Directions for this task:
State only how many lines below include the string "порядке".

Input data:

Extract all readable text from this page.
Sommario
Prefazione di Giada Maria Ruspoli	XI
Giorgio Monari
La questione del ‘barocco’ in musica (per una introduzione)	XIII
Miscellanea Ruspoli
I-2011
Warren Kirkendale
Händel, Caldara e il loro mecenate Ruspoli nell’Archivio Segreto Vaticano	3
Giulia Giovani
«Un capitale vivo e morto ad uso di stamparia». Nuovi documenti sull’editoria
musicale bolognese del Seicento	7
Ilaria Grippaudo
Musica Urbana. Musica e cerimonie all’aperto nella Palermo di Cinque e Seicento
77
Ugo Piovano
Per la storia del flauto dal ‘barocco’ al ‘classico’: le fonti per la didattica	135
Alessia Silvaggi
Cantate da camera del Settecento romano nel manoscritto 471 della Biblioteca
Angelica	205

==

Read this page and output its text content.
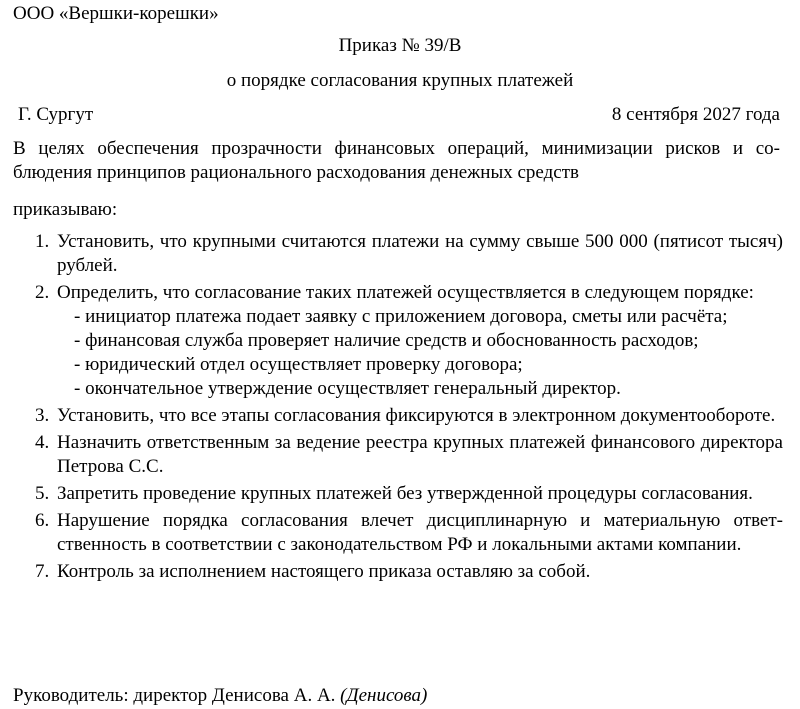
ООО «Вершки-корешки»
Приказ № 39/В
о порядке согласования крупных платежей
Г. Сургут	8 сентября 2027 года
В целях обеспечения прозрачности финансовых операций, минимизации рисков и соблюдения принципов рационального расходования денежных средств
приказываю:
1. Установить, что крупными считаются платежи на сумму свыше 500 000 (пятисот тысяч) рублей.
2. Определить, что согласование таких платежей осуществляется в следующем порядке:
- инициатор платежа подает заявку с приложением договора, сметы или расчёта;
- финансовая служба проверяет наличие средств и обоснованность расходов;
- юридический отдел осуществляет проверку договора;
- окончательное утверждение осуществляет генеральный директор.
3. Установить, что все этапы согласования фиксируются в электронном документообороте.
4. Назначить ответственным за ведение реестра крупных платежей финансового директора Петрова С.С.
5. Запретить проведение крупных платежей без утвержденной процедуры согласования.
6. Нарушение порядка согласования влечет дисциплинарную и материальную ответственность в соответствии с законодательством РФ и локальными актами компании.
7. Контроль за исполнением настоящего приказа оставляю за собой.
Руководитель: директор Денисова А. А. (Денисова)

Exercise solution:
2